◆ Exercise prompt: In the material below, count the lines with the word "text" and state that number only.

◆ Given data:
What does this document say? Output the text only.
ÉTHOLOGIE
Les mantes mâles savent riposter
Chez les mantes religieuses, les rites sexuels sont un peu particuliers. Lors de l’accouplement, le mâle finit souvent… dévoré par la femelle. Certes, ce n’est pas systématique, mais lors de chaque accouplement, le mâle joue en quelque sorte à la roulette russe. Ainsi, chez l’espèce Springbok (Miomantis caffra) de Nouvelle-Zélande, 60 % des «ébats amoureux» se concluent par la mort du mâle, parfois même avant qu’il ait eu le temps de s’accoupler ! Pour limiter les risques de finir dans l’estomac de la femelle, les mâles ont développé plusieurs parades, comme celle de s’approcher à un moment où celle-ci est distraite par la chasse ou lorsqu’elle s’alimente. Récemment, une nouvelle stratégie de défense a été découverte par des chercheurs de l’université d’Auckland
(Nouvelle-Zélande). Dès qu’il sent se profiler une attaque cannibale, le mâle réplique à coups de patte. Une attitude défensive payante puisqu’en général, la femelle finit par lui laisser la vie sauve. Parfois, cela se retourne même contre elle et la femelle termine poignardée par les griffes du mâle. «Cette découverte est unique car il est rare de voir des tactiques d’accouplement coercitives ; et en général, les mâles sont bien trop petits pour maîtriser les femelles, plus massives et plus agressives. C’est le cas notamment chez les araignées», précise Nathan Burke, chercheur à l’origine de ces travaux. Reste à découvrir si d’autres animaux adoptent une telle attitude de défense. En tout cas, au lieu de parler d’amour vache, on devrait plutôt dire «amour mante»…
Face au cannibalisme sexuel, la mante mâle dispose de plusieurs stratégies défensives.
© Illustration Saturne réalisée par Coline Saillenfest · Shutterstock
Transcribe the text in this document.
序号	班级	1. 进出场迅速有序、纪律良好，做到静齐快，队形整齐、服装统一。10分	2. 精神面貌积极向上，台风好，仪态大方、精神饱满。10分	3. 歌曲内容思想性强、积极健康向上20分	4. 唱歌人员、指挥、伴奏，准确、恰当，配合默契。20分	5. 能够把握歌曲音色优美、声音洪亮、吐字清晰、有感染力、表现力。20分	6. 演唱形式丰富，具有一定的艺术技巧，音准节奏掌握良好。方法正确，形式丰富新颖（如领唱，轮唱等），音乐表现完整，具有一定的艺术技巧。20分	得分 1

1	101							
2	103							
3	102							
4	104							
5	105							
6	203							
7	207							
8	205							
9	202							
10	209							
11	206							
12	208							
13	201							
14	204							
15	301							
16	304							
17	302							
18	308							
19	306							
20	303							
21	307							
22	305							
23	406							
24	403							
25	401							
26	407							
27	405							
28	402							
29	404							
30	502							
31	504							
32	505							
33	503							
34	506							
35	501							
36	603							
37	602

◆ Exercise solution: 2